WHAT THE EXERCISE ASKS: Write the records out again, keeping each line exactly as it is.

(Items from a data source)

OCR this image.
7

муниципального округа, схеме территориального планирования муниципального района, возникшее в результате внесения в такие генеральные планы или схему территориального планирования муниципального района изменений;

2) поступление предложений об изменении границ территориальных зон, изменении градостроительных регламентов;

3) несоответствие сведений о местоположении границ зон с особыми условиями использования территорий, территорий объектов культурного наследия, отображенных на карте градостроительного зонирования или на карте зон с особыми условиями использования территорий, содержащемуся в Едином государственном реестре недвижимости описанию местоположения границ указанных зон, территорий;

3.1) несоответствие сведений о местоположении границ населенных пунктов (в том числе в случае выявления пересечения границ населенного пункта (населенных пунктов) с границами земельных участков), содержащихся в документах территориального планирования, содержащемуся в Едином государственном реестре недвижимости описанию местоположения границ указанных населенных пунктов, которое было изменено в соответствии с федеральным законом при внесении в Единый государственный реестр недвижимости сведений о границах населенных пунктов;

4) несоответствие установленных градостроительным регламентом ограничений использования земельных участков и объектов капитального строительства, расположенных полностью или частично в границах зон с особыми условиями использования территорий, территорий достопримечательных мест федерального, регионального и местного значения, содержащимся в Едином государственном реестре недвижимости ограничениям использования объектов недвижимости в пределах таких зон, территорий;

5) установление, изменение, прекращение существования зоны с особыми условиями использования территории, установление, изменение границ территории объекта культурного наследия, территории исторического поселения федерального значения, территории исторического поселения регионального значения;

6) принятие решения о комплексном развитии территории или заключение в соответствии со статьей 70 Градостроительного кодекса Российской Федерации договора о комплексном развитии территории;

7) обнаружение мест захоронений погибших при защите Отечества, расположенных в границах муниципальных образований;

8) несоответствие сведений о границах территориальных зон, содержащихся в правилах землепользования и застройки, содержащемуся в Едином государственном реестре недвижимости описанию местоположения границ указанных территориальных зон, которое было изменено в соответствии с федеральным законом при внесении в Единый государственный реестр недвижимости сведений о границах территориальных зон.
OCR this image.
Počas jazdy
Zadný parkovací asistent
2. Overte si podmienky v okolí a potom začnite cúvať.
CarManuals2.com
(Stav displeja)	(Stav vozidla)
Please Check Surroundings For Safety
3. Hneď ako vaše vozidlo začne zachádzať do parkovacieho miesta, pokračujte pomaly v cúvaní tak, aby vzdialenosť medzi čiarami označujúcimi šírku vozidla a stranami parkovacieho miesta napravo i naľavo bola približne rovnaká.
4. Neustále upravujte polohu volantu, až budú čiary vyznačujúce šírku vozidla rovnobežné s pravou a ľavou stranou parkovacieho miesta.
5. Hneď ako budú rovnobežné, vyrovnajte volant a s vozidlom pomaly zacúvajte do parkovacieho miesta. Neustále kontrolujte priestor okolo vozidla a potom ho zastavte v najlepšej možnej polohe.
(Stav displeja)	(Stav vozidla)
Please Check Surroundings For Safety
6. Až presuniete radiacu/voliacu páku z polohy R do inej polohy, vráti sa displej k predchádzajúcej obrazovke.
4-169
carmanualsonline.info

THE REPLY:
OCR this image.
7

муниципального округа, схеме территориального планирования муниципального района, возникшее в результате внесения в такие генеральные планы или схему территориального планирования муниципального района изменений;

2) поступление предложений об изменении границ территориальных зон, изменении градостроительных регламентов;

3) несоответствие сведений о местоположении границ зон с особыми условиями использования территорий, территорий объектов культурного наследия, отображенных на карте градостроительного зонирования или на карте зон с особыми условиями использования территорий, содержащемуся в Едином государственном реестре недвижимости описанию местоположения границ указанных зон, территорий;

3.1) несоответствие сведений о местоположении границ населенных пунктов (в том числе в случае выявления пересечения границ населенного пункта (населенных пунктов) с границами земельных участков), содержащихся в документах территориального планирования, содержащемуся в Едином государственном реестре недвижимости описанию местоположения границ указанных населенных пунктов, которое было изменено в соответствии с федеральным законом при внесении в Единый государственный реестр недвижимости сведений о границах населенных пунктов;

4) несоответствие установленных градостроительным регламентом ограничений использования земельных участков и объектов капитального строительства, расположенных полностью или частично в границах зон с особыми условиями использования территорий, территорий достопримечательных мест федерального, регионального и местного значения, содержащимся в Едином государственном реестре недвижимости ограничениям использования объектов недвижимости в пределах таких зон, территорий;

5) установление, изменение, прекращение существования зоны с особыми условиями использования территории, установление, изменение границ территории объекта культурного наследия, территории исторического поселения федерального значения, территории исторического поселения регионального значения;

6) принятие решения о комплексном развитии территории или заключение в соответствии со статьей 70 Градостроительного кодекса Российской Федерации договора о комплексном развитии территории;

7) обнаружение мест захоронений погибших при защите Отечества, расположенных в границах муниципальных образований;

8) несоответствие сведений о границах территориальных зон, содержащихся в правилах землепользования и застройки, содержащемуся в Едином государственном реестре недвижимости описанию местоположения границ указанных территориальных зон, которое было изменено в соответствии с федеральным законом при внесении в Единый государственный реестр недвижимости сведений о границах территориальных зон.
OCR this image.
Počas jazdy
Zadný parkovací asistent
2. Overte si podmienky v okolí a potom začnite cúvať.
CarManuals2.com
(Stav displeja)	(Stav vozidla)
Please Check Surroundings For Safety
3. Hneď ako vaše vozidlo začne zachádzať do parkovacieho miesta, pokračujte pomaly v cúvaní tak, aby vzdialenosť medzi čiarami označujúcimi šírku vozidla a stranami parkovacieho miesta napravo i naľavo bola približne rovnaká.
4. Neustále upravujte polohu volantu, až budú čiary vyznačujúce šírku vozidla rovnobežné s pravou a ľavou stranou parkovacieho miesta.
5. Hneď ako budú rovnobežné, vyrovnajte volant a s vozidlom pomaly zacúvajte do parkovacieho miesta. Neustále kontrolujte priestor okolo vozidla a potom ho zastavte v najlepšej možnej polohe.
(Stav displeja)	(Stav vozidla)
Please Check Surroundings For Safety
6. Až presuniete radiacu/voliacu páku z polohy R do inej polohy, vráti sa displej k predchádzajúcej obrazovke.
4-169
carmanualsonline.info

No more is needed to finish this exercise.